• **EXERCISE GOAL**:
In the entries below, count every line containing "Volatility". Return the number and nothing else.

• **Data extracted from a collection**:
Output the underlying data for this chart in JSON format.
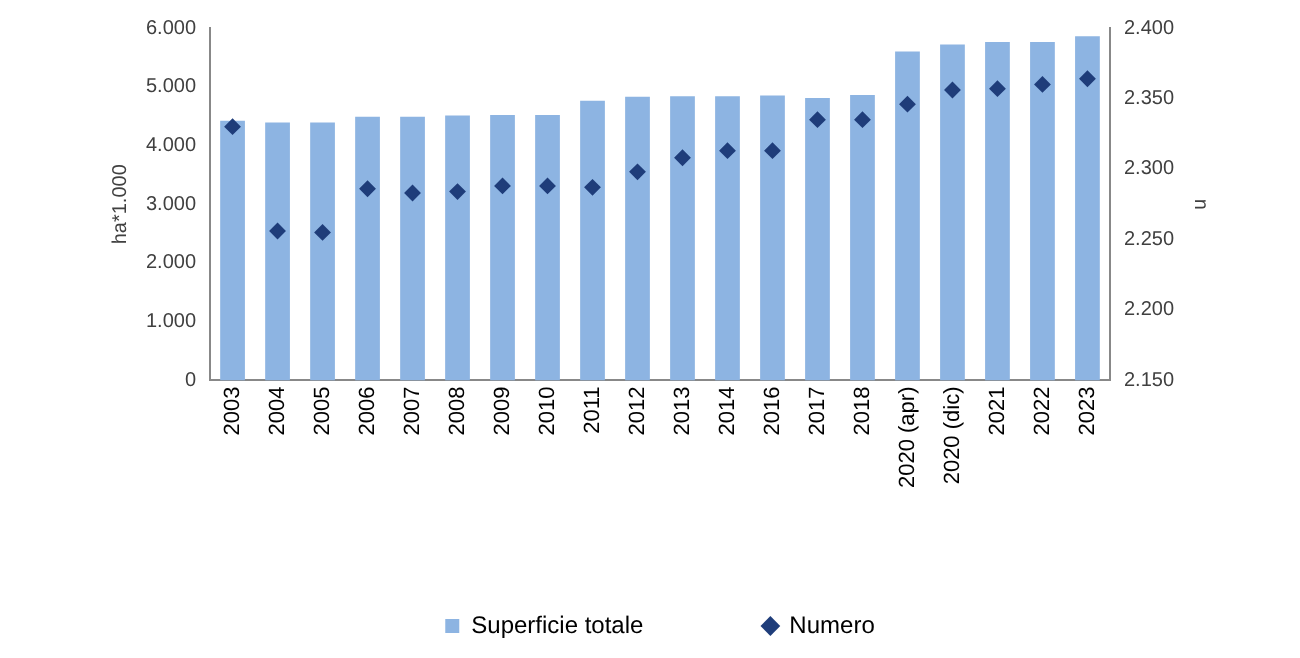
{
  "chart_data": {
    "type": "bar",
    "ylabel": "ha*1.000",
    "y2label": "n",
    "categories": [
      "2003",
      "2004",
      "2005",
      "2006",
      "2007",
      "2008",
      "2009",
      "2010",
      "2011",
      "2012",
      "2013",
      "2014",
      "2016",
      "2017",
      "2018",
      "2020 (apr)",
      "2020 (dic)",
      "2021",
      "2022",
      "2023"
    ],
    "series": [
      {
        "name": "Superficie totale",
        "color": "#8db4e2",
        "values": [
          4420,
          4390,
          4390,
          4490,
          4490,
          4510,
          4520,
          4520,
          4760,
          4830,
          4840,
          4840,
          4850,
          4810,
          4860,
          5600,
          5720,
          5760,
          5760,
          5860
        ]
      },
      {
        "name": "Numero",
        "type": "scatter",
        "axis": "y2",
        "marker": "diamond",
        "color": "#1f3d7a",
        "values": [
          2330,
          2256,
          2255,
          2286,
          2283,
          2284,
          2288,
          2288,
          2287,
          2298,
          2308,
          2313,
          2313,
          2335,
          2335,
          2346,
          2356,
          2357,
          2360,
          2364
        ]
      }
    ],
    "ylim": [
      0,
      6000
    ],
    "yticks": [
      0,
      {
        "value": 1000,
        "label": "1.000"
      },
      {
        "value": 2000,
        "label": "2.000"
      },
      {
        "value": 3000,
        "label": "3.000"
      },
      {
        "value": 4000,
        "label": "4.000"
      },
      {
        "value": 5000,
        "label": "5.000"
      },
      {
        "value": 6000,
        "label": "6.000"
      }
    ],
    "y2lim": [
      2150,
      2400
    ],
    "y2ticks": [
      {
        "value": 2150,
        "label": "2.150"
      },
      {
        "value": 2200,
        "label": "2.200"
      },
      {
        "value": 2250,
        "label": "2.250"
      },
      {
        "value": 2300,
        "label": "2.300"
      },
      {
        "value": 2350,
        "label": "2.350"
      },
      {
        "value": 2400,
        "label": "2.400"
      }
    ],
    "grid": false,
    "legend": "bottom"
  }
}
* * *
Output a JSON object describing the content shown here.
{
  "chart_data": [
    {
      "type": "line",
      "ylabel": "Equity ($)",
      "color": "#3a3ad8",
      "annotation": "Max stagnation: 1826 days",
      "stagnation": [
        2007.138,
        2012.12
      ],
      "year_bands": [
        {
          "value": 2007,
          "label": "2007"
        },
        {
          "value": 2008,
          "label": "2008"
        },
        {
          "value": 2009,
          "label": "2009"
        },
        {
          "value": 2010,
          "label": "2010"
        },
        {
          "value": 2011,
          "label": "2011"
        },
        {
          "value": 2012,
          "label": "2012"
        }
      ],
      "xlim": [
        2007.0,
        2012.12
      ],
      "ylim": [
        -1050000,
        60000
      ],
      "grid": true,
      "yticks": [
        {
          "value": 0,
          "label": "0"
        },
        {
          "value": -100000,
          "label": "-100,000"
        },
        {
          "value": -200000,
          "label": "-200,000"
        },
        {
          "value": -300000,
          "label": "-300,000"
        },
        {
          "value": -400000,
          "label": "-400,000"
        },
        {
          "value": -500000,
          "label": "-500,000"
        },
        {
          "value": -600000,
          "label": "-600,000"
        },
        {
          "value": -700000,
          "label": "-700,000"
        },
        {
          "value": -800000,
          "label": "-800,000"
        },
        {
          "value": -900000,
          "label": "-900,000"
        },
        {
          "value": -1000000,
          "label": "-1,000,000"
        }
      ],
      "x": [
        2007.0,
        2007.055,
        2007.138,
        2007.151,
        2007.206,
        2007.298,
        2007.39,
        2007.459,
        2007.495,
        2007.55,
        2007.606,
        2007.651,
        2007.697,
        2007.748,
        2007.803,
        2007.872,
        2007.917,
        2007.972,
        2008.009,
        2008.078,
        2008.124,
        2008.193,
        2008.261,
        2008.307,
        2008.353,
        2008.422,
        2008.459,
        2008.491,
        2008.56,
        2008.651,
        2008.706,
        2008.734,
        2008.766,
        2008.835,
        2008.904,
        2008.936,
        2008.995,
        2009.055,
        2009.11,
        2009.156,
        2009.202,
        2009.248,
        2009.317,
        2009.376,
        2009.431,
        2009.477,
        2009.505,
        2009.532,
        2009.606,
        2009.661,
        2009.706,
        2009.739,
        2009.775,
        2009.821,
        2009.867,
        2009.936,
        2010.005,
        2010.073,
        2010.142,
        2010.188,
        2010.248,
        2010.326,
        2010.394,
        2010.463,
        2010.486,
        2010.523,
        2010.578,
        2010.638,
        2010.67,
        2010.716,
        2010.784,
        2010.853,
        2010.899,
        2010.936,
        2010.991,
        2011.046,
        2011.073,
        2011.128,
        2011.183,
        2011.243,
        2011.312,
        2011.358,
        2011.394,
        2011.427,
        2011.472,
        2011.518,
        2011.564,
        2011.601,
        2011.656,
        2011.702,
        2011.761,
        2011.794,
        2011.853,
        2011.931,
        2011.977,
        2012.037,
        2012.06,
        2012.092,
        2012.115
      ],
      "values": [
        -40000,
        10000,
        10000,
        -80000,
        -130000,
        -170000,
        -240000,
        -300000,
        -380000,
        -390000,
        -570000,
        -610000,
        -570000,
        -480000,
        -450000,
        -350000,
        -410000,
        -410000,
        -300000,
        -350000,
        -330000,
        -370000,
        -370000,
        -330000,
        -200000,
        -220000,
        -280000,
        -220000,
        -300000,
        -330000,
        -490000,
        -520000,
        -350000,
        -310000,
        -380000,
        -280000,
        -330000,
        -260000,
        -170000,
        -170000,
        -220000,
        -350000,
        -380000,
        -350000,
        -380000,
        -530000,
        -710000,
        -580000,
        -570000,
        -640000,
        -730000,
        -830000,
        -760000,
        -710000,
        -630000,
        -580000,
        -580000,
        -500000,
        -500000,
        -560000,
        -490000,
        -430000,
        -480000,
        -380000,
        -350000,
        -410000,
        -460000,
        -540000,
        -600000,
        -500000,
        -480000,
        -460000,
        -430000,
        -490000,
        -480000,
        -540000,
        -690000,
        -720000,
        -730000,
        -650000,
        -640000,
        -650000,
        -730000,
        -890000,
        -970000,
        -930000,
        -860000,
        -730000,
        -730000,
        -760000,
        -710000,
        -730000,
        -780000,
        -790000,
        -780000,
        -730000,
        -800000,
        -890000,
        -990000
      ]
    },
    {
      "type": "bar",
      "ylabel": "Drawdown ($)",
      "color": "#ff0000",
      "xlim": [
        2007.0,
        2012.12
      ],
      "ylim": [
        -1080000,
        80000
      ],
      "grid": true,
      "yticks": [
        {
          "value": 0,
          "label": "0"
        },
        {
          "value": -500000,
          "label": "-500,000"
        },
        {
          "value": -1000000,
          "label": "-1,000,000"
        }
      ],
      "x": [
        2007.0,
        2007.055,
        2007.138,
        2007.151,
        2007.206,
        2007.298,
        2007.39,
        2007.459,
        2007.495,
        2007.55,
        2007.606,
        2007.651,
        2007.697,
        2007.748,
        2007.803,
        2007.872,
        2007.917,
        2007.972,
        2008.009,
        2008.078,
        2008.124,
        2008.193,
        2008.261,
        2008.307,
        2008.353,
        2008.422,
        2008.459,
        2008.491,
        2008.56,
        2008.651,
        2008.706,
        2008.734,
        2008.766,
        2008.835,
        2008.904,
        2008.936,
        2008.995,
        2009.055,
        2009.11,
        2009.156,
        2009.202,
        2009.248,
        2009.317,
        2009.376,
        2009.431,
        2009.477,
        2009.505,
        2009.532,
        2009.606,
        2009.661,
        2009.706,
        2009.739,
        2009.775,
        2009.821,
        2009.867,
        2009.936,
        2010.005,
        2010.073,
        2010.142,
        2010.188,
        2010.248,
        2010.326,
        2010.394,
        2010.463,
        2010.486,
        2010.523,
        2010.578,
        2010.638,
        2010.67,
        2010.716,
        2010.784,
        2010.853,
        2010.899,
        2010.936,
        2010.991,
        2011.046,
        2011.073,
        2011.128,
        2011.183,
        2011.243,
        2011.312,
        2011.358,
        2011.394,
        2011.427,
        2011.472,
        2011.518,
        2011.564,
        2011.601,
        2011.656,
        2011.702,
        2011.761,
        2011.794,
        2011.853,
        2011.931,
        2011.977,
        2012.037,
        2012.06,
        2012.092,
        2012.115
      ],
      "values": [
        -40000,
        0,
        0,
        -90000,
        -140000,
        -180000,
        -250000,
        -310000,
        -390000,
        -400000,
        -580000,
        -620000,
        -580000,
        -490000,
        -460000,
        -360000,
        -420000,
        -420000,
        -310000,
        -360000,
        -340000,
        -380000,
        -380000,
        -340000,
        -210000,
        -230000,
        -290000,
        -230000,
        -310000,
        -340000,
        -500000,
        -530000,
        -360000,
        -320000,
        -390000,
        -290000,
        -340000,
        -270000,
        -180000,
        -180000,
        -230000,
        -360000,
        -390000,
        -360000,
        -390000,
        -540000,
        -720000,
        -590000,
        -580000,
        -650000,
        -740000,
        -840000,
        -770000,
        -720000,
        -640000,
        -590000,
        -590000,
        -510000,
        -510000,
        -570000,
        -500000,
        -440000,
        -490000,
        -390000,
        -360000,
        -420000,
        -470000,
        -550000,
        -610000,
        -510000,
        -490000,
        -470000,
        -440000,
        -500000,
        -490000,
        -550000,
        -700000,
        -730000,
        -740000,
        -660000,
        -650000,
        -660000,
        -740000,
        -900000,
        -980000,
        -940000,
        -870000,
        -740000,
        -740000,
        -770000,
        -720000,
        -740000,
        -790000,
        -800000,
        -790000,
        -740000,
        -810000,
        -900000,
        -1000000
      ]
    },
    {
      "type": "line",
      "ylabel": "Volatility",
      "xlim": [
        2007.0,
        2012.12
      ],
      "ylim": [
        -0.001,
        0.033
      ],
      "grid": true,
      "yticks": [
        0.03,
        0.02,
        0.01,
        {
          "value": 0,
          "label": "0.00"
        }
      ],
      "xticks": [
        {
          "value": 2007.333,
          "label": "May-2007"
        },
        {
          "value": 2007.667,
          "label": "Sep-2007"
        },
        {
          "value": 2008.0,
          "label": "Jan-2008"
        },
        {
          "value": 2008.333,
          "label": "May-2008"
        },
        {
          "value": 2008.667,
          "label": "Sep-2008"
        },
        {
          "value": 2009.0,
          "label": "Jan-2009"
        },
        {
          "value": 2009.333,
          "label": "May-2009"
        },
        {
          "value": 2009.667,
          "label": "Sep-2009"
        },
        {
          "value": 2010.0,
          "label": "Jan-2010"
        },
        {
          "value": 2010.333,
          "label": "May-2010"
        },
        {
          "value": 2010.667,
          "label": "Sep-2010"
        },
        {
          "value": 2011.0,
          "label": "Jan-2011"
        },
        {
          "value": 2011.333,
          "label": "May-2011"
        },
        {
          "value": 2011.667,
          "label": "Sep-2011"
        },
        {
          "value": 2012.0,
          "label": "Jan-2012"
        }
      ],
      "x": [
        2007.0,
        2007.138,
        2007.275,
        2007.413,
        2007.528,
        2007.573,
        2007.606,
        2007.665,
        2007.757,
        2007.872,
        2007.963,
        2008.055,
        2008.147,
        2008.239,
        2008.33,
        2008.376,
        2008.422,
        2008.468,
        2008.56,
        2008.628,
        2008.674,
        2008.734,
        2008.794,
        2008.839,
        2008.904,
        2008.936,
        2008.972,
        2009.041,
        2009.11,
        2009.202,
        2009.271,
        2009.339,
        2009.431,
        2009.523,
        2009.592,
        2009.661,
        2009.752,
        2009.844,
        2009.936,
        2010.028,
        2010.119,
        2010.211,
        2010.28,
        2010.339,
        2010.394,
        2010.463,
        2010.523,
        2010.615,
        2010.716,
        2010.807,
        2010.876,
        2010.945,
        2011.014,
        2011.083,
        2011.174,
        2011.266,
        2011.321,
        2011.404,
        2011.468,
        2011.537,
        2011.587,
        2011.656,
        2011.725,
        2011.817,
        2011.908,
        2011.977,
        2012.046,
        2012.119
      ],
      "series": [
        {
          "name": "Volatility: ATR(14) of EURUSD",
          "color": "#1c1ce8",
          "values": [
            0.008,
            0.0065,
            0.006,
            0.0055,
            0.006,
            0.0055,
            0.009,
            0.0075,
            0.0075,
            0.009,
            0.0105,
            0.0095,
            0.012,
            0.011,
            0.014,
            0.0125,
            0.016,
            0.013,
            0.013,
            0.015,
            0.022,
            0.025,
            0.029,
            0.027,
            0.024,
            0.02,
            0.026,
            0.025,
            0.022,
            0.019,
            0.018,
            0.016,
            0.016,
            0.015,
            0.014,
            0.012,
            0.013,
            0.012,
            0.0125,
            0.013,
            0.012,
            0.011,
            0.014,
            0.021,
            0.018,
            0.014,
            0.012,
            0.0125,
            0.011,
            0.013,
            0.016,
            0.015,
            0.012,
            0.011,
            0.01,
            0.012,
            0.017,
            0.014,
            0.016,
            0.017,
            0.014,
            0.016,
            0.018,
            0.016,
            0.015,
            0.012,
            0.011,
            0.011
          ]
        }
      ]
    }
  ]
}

• **COMPLETE ANSWER**:
2